[Stored entries]
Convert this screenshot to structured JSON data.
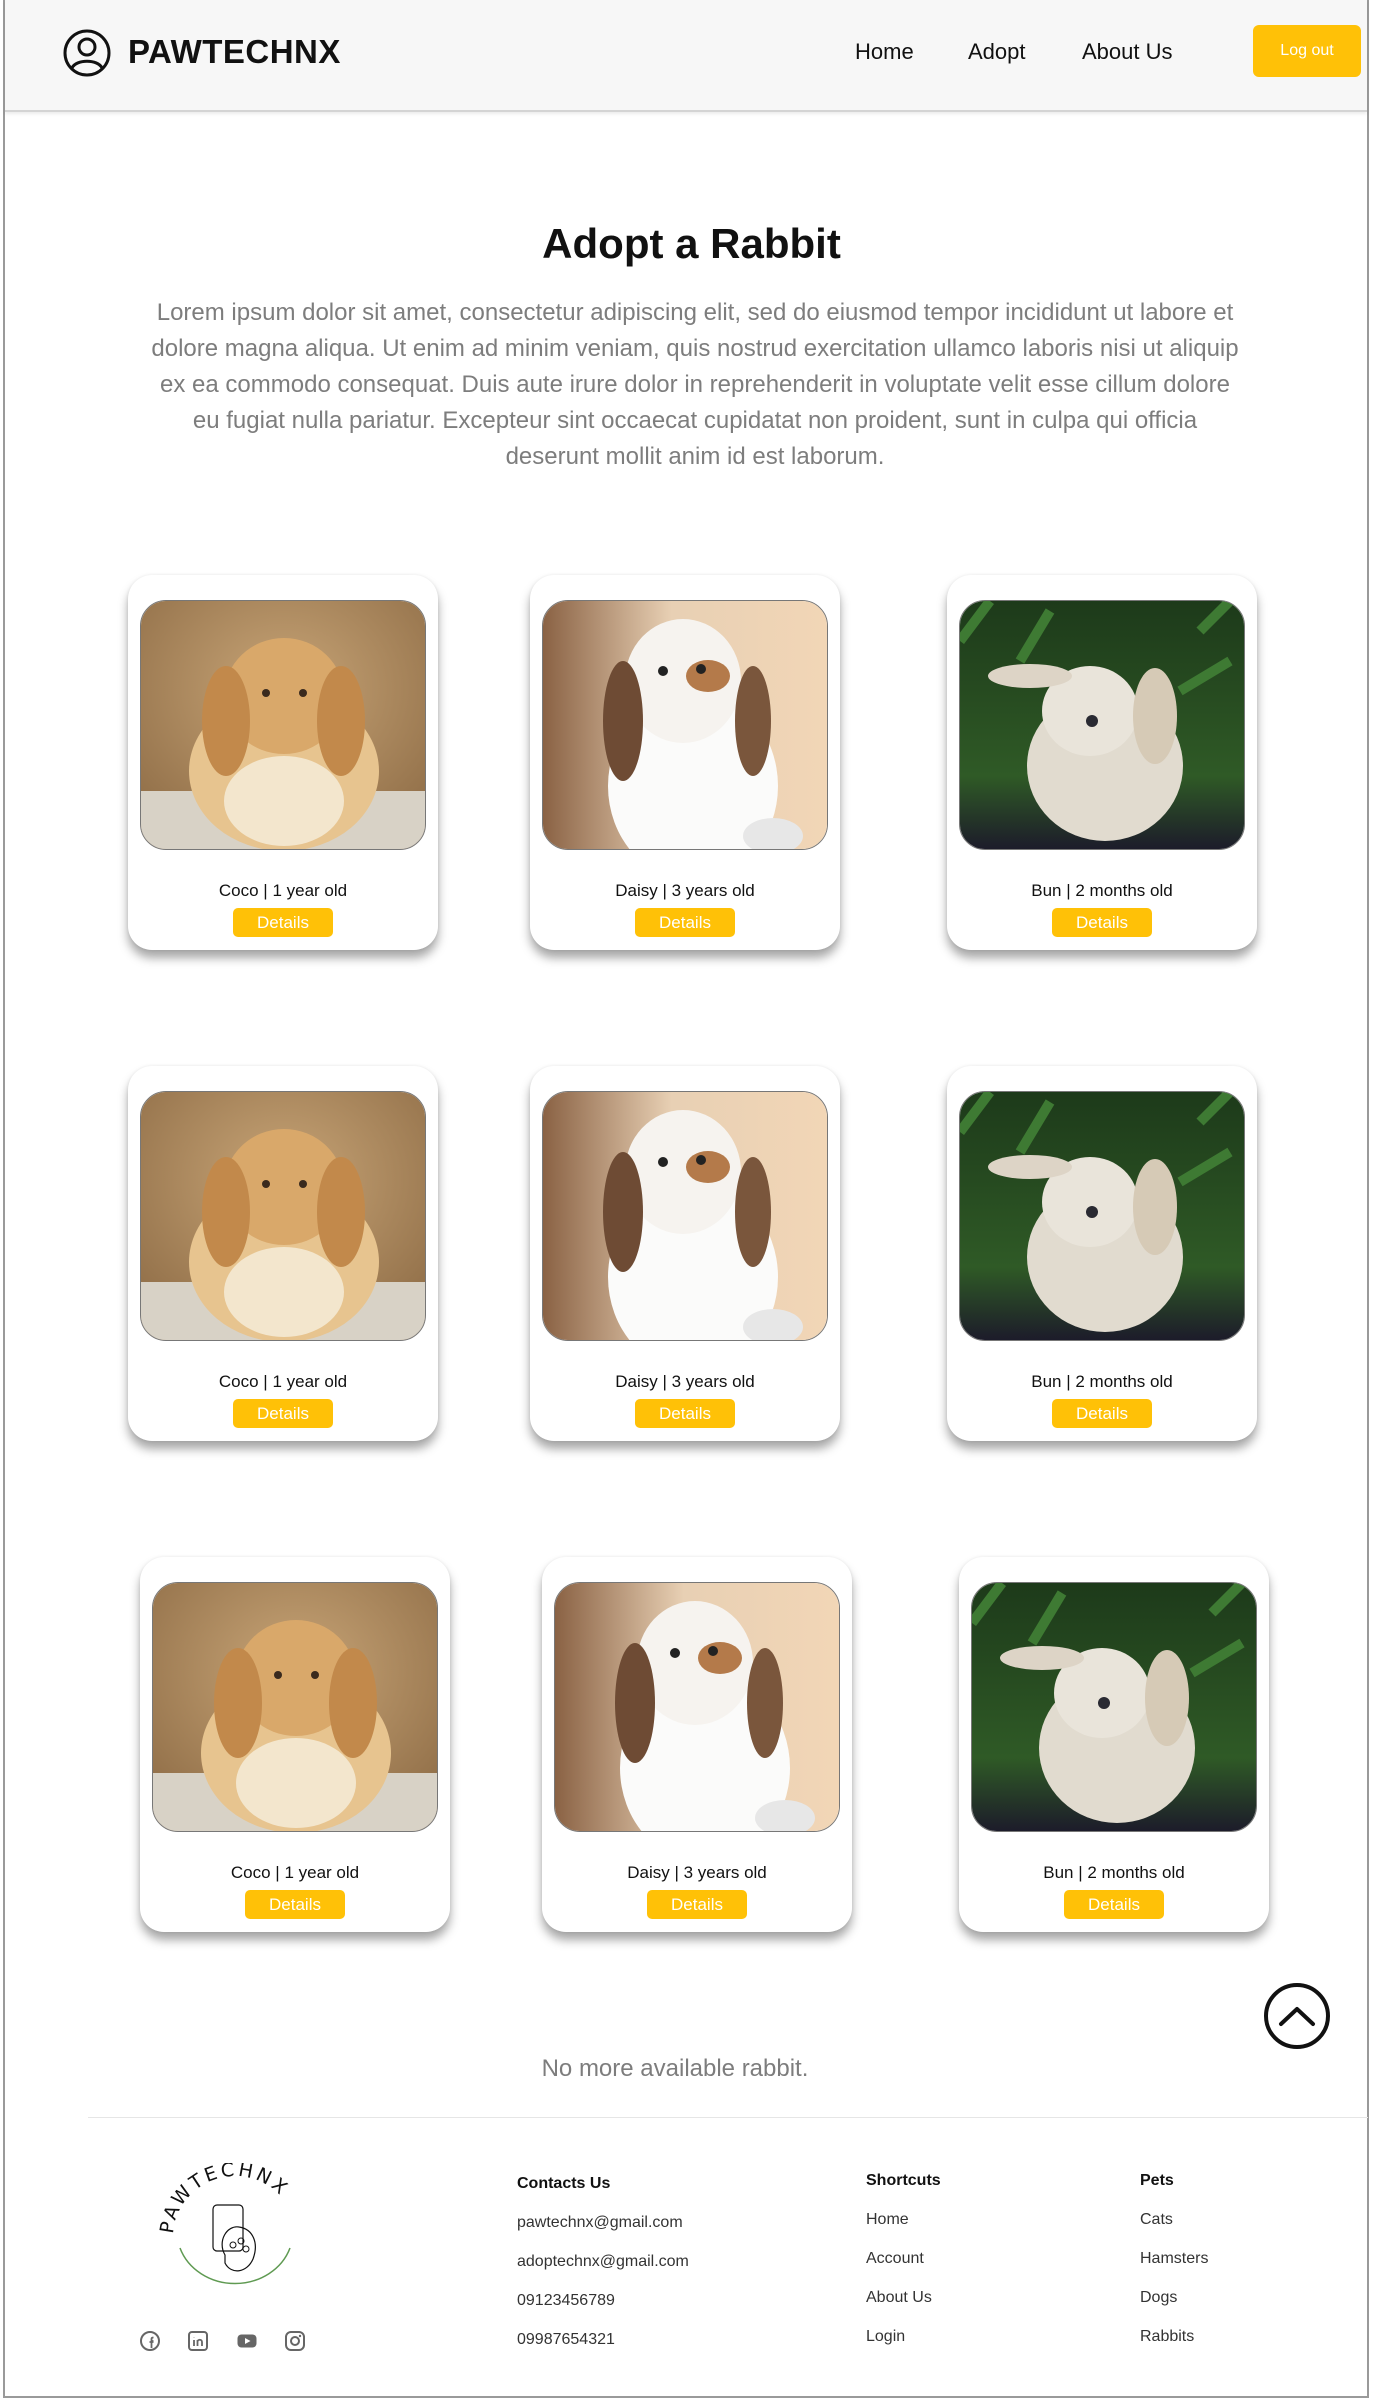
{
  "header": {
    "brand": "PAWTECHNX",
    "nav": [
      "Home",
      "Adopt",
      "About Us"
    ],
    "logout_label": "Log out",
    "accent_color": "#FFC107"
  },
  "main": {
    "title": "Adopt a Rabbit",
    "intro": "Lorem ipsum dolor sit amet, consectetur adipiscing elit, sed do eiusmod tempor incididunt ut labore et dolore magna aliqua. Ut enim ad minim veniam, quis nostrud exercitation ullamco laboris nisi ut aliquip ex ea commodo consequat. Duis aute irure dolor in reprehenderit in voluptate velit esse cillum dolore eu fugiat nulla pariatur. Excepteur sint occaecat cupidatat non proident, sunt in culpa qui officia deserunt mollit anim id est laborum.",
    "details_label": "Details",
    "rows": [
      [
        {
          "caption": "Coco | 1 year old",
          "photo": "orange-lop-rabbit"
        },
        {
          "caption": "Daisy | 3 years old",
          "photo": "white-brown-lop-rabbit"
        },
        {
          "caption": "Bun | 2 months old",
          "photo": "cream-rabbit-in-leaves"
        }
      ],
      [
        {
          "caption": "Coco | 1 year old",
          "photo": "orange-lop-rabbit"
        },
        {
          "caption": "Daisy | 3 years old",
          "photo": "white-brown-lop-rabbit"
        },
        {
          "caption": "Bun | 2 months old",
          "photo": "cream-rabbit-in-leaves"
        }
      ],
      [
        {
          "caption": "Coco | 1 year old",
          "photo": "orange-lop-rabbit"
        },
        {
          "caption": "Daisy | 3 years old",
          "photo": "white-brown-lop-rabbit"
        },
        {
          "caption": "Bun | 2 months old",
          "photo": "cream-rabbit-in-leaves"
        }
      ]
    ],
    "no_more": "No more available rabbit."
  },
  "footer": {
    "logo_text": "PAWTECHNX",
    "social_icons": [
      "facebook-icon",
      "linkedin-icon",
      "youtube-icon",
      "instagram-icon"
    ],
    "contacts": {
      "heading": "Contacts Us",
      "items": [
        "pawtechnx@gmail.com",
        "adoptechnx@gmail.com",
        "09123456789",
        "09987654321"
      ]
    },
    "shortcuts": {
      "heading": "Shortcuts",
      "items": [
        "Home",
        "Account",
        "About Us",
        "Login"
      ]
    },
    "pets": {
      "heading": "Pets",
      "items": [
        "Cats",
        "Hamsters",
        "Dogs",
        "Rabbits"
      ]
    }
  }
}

--

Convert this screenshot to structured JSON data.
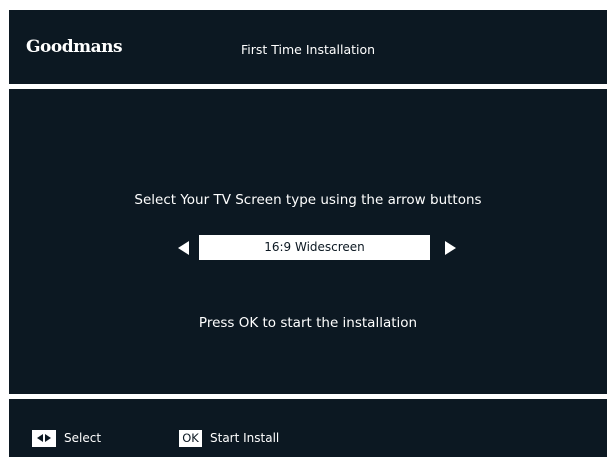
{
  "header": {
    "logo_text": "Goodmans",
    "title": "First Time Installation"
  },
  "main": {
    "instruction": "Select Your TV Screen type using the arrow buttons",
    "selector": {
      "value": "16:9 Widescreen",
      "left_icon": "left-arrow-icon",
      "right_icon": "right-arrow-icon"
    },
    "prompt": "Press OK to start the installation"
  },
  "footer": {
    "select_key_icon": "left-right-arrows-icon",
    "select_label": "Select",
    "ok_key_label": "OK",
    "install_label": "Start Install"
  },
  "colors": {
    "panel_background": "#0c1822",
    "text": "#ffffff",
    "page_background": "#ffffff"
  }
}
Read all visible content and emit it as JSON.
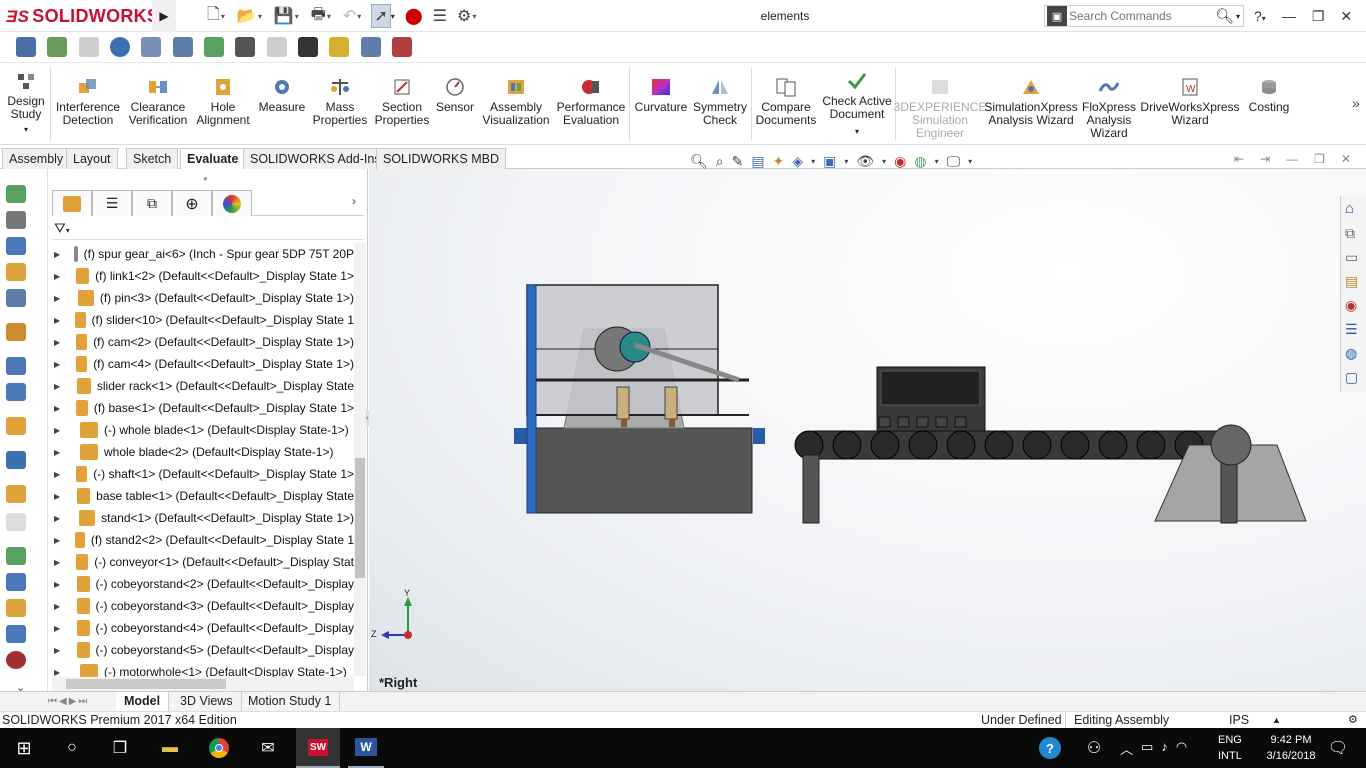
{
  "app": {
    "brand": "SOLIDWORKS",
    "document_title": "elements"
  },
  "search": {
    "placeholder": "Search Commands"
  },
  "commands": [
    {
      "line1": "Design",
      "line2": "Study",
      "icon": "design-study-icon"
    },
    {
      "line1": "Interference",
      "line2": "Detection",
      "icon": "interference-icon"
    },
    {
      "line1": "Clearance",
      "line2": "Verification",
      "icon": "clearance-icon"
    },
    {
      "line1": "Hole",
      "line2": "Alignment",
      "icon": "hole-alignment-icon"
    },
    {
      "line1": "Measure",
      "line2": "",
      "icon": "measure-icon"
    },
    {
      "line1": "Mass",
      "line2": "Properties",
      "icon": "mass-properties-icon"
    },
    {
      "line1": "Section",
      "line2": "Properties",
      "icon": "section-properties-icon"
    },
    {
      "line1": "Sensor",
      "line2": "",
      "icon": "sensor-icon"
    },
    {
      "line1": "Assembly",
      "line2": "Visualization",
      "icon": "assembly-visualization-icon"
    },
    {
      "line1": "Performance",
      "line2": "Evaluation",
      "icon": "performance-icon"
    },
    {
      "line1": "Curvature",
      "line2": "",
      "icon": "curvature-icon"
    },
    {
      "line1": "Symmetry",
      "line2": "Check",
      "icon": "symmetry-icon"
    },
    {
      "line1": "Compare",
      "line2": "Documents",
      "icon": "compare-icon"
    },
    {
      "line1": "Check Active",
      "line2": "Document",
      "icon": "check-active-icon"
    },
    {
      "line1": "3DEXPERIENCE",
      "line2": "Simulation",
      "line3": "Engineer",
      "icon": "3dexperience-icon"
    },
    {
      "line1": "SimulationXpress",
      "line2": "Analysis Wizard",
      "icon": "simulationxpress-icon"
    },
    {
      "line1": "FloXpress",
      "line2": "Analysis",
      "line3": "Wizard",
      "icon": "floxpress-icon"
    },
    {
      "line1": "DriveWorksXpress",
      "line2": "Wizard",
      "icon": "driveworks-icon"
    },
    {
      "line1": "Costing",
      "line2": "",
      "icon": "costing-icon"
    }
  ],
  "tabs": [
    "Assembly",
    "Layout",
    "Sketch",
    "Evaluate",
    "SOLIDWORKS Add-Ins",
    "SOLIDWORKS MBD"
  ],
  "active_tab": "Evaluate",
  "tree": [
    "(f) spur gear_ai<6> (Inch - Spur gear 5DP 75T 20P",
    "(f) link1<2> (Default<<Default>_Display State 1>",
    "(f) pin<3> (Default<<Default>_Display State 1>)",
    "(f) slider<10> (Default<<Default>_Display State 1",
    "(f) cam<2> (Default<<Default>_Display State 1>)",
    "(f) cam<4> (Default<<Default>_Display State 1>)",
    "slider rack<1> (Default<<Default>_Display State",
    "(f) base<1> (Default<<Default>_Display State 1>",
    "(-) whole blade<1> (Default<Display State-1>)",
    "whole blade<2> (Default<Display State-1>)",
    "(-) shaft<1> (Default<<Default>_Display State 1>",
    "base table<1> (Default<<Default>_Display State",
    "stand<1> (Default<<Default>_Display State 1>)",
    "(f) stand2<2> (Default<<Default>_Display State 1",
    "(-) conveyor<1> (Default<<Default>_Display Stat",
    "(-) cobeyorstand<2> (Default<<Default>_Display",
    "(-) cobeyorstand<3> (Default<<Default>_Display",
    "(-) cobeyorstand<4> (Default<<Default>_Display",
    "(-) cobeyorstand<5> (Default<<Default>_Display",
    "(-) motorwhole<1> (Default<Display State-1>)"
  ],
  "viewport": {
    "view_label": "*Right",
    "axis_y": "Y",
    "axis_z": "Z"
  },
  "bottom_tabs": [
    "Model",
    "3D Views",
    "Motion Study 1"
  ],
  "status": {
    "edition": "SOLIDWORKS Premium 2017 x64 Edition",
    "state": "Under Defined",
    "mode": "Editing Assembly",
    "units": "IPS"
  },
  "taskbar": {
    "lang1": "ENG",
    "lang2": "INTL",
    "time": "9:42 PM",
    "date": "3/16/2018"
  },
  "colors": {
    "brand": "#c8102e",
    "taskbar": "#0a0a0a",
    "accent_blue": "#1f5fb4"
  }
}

==

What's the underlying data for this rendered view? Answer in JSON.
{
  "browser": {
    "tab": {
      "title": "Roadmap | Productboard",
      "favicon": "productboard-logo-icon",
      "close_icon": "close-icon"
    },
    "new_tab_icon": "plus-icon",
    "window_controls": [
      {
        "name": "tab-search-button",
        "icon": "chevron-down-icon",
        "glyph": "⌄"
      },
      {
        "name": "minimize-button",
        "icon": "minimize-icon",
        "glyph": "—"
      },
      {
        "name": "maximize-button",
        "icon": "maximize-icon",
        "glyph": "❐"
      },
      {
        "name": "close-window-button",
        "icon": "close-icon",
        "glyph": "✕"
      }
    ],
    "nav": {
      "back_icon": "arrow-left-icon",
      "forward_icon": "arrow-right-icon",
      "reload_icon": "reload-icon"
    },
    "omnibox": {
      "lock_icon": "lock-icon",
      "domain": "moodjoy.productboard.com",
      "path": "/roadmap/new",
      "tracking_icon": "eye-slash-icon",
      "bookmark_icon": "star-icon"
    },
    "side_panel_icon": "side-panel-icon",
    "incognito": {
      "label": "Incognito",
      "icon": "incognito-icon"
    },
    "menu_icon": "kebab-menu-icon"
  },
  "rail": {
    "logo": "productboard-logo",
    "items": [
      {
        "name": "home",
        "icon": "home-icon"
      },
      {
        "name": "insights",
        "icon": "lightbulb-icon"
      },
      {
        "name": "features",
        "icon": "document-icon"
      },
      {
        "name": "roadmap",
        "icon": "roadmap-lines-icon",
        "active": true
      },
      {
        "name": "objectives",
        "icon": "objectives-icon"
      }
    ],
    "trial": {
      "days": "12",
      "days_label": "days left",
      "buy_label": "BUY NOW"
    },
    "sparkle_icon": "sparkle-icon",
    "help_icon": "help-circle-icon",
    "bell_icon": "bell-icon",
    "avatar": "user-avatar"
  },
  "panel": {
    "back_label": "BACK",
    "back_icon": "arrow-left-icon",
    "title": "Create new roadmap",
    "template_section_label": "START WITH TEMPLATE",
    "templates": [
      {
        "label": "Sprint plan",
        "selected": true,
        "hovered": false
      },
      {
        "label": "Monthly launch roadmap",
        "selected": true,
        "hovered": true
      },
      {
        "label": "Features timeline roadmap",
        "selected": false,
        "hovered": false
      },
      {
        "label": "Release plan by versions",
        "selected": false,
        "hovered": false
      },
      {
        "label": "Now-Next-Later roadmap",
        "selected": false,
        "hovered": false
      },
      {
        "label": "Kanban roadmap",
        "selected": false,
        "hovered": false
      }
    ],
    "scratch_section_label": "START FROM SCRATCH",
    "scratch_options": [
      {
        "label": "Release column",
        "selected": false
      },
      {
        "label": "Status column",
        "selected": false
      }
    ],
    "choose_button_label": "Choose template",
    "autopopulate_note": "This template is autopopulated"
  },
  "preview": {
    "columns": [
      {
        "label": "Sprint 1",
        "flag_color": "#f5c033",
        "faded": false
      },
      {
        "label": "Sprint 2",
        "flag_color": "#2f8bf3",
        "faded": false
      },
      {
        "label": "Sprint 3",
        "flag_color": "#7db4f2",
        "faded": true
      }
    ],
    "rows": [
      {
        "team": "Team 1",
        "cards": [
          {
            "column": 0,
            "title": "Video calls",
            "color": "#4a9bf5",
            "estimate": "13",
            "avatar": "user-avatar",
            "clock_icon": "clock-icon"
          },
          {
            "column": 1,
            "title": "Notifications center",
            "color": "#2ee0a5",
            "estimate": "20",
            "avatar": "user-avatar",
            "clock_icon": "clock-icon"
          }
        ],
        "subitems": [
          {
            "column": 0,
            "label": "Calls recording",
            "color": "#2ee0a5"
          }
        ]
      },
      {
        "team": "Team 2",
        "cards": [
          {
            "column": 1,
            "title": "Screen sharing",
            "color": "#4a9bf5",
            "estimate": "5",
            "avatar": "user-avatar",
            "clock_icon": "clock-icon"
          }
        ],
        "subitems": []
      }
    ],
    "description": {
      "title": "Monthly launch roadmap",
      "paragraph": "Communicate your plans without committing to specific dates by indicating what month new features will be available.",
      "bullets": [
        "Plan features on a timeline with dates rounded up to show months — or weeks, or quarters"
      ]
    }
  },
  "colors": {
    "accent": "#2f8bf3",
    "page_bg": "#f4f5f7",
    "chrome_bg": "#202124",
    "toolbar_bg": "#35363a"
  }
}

▶ _TASK GOAL_: From the entries above, copy each line holding "dates".

▶ _RESULT OF THE EXERCISE_:
      "paragraph": "Communicate your plans without committing to specific dates by indicating what month new features will be available.",
        "Plan features on a timeline with dates rounded up to show months — or weeks, or quarters"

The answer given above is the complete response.